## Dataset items
****************************************

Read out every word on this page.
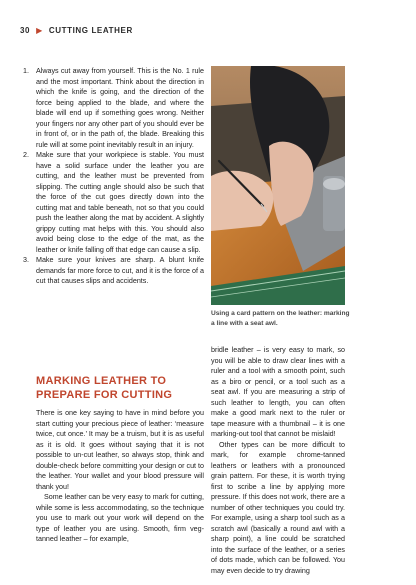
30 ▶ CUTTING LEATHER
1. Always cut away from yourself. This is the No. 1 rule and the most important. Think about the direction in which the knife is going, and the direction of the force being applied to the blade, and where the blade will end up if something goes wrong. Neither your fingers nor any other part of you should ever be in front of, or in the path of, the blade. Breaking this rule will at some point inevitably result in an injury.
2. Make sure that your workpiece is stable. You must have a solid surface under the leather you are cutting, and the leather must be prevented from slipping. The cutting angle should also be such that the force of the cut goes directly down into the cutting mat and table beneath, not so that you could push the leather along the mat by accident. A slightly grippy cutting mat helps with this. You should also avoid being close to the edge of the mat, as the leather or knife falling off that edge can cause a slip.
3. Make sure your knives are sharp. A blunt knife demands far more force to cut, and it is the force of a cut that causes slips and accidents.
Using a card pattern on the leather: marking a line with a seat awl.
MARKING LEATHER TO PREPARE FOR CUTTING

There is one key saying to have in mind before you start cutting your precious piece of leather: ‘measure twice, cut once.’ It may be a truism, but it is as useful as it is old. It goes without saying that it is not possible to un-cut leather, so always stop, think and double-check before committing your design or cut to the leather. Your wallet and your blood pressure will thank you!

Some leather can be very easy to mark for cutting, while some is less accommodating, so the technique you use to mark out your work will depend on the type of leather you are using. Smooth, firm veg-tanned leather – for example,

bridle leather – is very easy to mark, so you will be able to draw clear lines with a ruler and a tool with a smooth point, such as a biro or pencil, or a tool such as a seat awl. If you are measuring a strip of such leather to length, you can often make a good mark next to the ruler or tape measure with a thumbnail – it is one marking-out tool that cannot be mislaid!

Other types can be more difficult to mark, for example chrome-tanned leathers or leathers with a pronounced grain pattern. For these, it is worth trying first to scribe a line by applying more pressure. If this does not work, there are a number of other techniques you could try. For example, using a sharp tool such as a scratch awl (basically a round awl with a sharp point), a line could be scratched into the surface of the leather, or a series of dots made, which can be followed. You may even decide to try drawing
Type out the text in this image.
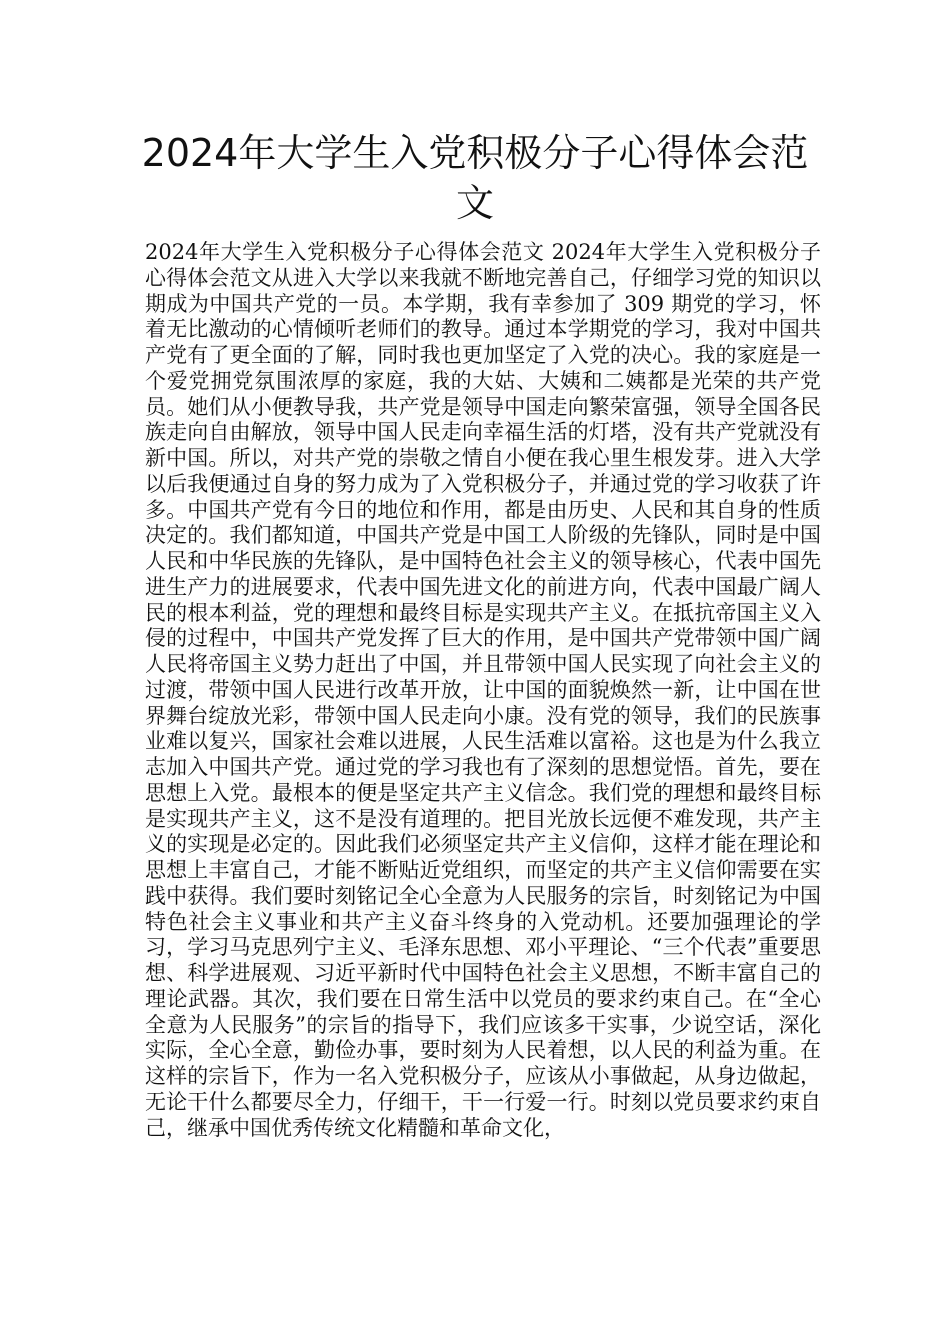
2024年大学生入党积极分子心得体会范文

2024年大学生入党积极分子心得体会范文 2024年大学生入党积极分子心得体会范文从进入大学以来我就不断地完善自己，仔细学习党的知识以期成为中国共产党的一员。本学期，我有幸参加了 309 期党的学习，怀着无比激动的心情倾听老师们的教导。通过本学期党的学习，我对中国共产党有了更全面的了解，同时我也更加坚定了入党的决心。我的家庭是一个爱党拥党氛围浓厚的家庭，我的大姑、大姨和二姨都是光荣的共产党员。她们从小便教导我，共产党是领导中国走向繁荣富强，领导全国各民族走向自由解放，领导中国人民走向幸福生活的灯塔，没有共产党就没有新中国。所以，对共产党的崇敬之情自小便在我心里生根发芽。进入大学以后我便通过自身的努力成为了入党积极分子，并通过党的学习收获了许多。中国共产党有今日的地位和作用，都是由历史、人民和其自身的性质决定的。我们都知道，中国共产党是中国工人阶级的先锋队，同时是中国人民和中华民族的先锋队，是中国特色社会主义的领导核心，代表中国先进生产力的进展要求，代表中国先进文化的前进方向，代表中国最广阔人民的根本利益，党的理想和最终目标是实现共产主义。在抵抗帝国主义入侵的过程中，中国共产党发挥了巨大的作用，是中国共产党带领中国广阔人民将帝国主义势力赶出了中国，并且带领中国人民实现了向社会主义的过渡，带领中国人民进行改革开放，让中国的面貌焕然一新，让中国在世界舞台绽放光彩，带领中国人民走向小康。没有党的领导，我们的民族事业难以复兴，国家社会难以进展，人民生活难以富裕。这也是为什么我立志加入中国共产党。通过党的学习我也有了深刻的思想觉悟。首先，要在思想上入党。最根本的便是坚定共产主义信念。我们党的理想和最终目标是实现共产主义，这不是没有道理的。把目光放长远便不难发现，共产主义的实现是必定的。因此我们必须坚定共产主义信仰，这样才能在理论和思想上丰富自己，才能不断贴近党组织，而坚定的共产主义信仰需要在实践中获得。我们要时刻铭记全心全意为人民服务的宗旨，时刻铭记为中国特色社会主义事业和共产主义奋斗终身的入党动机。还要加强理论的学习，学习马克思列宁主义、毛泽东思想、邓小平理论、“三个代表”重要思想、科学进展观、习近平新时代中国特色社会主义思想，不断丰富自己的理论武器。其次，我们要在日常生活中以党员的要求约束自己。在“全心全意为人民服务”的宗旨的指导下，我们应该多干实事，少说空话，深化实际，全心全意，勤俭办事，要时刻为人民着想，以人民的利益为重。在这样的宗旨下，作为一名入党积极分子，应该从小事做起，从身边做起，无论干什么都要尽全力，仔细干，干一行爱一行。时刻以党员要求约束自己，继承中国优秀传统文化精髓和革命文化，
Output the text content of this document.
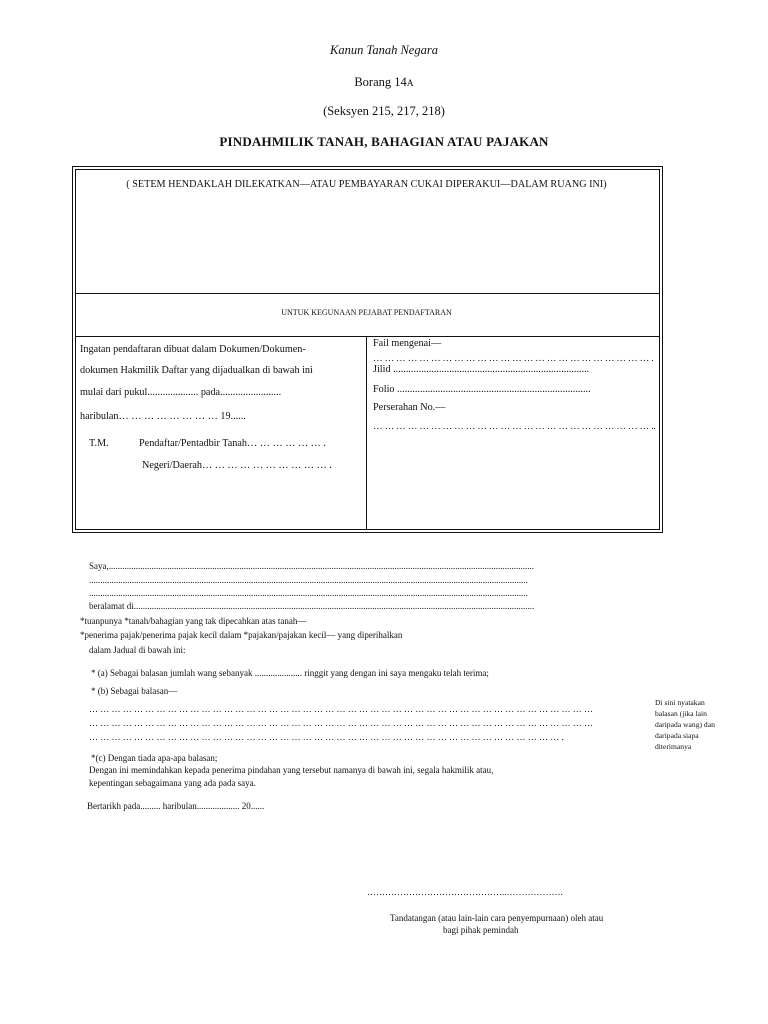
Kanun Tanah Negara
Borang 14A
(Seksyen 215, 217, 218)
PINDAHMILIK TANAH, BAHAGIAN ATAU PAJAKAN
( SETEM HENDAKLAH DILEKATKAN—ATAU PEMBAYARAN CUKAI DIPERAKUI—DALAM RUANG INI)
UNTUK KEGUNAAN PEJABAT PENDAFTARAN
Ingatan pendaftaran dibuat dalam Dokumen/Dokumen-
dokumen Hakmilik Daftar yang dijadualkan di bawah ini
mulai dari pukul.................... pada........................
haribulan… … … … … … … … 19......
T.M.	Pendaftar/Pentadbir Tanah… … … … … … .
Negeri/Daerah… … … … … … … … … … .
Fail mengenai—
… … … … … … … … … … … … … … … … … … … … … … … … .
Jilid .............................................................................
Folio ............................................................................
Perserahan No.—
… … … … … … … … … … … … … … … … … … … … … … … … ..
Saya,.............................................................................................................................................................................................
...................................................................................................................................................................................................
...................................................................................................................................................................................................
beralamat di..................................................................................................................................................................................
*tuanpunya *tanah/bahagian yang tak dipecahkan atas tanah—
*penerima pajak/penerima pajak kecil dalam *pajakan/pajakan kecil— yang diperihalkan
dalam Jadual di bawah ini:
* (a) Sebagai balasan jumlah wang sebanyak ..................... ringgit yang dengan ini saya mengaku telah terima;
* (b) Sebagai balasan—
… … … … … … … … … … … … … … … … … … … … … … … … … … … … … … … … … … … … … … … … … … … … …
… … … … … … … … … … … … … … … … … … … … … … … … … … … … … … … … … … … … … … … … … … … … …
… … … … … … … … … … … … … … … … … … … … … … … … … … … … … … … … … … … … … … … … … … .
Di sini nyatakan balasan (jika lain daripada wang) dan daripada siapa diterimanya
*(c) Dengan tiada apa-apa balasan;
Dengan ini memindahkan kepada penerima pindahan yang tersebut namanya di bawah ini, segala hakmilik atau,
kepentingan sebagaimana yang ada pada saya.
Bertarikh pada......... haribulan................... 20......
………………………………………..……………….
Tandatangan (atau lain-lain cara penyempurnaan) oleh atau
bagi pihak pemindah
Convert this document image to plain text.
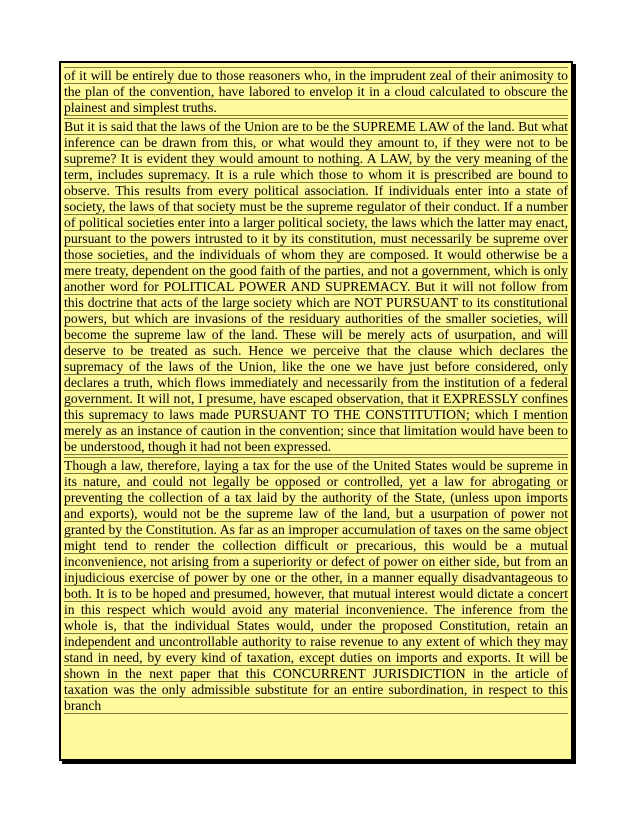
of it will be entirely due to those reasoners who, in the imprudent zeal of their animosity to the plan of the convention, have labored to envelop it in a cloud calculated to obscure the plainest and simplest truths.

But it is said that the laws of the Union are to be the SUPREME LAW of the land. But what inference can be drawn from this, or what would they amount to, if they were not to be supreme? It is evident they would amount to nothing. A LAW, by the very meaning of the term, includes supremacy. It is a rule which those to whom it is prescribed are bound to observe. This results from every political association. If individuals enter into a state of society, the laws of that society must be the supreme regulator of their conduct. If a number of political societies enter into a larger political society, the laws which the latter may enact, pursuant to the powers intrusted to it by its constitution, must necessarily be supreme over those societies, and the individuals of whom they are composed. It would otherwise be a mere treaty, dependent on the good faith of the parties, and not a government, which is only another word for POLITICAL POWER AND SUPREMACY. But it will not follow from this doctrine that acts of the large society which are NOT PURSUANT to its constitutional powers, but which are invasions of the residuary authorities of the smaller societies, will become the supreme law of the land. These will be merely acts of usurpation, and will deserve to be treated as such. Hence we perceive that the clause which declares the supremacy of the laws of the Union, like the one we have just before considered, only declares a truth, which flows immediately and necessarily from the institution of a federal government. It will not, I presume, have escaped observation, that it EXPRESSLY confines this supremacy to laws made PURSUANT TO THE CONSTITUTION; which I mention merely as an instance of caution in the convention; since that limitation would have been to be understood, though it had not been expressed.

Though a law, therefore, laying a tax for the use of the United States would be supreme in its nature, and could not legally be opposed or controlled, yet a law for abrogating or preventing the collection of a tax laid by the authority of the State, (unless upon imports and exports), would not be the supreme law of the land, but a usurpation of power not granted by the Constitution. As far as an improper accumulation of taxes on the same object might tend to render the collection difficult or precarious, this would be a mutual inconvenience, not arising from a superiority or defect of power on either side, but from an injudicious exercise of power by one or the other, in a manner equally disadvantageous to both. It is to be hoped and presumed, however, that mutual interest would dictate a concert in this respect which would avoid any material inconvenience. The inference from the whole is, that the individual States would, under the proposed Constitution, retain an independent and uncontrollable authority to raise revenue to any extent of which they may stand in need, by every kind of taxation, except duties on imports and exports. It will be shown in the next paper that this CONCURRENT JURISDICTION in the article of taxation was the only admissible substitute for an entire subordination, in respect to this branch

****************************************

## Exercise instructions
From the data, pick out every line that includes "document".

## Worked solution
Output the text content of this document.
Convert this document image to plain text.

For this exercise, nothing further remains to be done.